- Exercise brief:
Don't copy the pictures; return every other part of the records exactly.
------ Provided data ------
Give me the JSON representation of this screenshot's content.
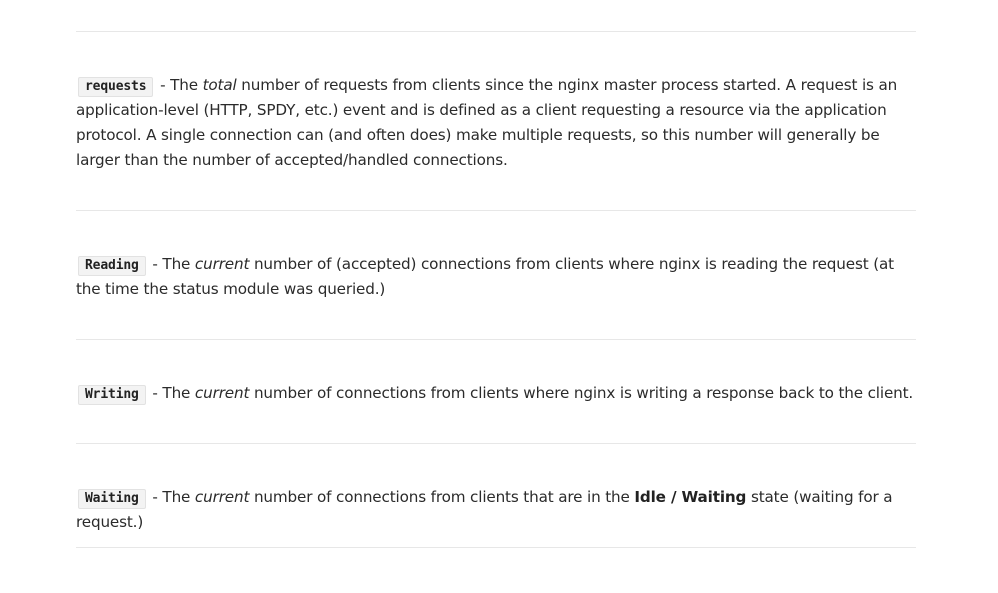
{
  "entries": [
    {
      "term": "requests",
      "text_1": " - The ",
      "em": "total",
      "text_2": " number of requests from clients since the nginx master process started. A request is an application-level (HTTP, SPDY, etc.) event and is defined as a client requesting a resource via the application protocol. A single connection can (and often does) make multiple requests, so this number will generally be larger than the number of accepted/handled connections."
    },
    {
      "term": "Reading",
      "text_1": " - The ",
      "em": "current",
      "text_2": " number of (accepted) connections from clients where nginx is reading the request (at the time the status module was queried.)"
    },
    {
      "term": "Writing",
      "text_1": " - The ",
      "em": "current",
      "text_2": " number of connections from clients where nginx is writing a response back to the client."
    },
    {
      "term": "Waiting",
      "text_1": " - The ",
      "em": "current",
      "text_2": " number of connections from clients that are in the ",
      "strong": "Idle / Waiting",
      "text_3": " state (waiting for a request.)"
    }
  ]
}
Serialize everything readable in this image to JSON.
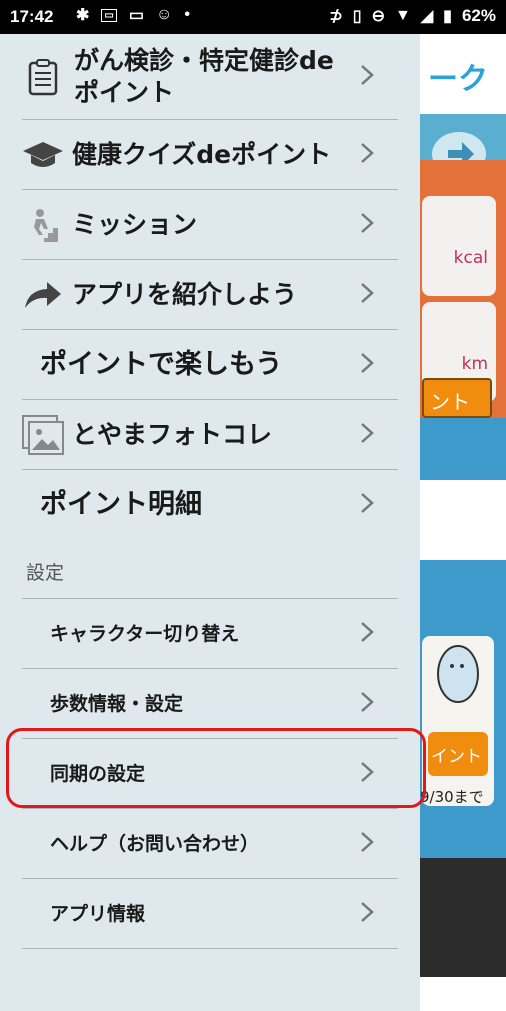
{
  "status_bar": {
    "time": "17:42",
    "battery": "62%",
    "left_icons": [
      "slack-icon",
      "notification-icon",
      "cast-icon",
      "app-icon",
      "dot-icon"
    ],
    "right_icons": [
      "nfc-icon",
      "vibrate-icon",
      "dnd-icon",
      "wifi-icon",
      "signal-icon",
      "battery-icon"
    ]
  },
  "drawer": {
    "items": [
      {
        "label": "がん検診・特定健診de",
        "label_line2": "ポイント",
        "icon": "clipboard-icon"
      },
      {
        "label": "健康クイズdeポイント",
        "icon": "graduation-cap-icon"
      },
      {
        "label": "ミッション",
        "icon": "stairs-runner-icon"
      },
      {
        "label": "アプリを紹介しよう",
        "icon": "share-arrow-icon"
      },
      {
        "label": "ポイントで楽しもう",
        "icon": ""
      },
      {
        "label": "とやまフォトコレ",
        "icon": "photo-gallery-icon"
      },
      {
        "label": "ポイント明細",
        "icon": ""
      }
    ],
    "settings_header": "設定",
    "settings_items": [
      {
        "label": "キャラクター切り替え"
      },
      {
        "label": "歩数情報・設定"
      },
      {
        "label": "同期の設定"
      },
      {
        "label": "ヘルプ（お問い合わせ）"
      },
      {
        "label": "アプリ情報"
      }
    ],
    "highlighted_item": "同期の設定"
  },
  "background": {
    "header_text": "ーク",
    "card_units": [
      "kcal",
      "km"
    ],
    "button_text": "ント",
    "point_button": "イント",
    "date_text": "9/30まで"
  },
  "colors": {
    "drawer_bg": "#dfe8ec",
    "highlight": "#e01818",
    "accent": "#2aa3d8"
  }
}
------
- Exercise result:
Give me the JSON representation of this screenshot's content.
{
  "entries": [
    {
      "term": "requests",
      "text_1": " - The ",
      "em": "total",
      "text_2": " number of requests from clients since the nginx master process started. A request is an application-level (HTTP, SPDY, etc.) event and is defined as a client requesting a resource via the application protocol. A single connection can (and often does) make multiple requests, so this number will generally be larger than the number of accepted/handled connections."
    },
    {
      "term": "Reading",
      "text_1": " - The ",
      "em": "current",
      "text_2": " number of (accepted) connections from clients where nginx is reading the request (at the time the status module was queried.)"
    },
    {
      "term": "Writing",
      "text_1": " - The ",
      "em": "current",
      "text_2": " number of connections from clients where nginx is writing a response back to the client."
    },
    {
      "term": "Waiting",
      "text_1": " - The ",
      "em": "current",
      "text_2": " number of connections from clients that are in the ",
      "strong": "Idle / Waiting",
      "text_3": " state (waiting for a request.)"
    }
  ]
}
Serialize everything readable in this image to JSON.
{
  "status_bar": {
    "time": "17:42",
    "battery": "62%",
    "left_icons": [
      "slack-icon",
      "notification-icon",
      "cast-icon",
      "app-icon",
      "dot-icon"
    ],
    "right_icons": [
      "nfc-icon",
      "vibrate-icon",
      "dnd-icon",
      "wifi-icon",
      "signal-icon",
      "battery-icon"
    ]
  },
  "drawer": {
    "items": [
      {
        "label": "がん検診・特定健診de",
        "label_line2": "ポイント",
        "icon": "clipboard-icon"
      },
      {
        "label": "健康クイズdeポイント",
        "icon": "graduation-cap-icon"
      },
      {
        "label": "ミッション",
        "icon": "stairs-runner-icon"
      },
      {
        "label": "アプリを紹介しよう",
        "icon": "share-arrow-icon"
      },
      {
        "label": "ポイントで楽しもう",
        "icon": ""
      },
      {
        "label": "とやまフォトコレ",
        "icon": "photo-gallery-icon"
      },
      {
        "label": "ポイント明細",
        "icon": ""
      }
    ],
    "settings_header": "設定",
    "settings_items": [
      {
        "label": "キャラクター切り替え"
      },
      {
        "label": "歩数情報・設定"
      },
      {
        "label": "同期の設定"
      },
      {
        "label": "ヘルプ（お問い合わせ）"
      },
      {
        "label": "アプリ情報"
      }
    ],
    "highlighted_item": "同期の設定"
  },
  "background": {
    "header_text": "ーク",
    "card_units": [
      "kcal",
      "km"
    ],
    "button_text": "ント",
    "point_button": "イント",
    "date_text": "9/30まで"
  },
  "colors": {
    "drawer_bg": "#dfe8ec",
    "highlight": "#e01818",
    "accent": "#2aa3d8"
  }
}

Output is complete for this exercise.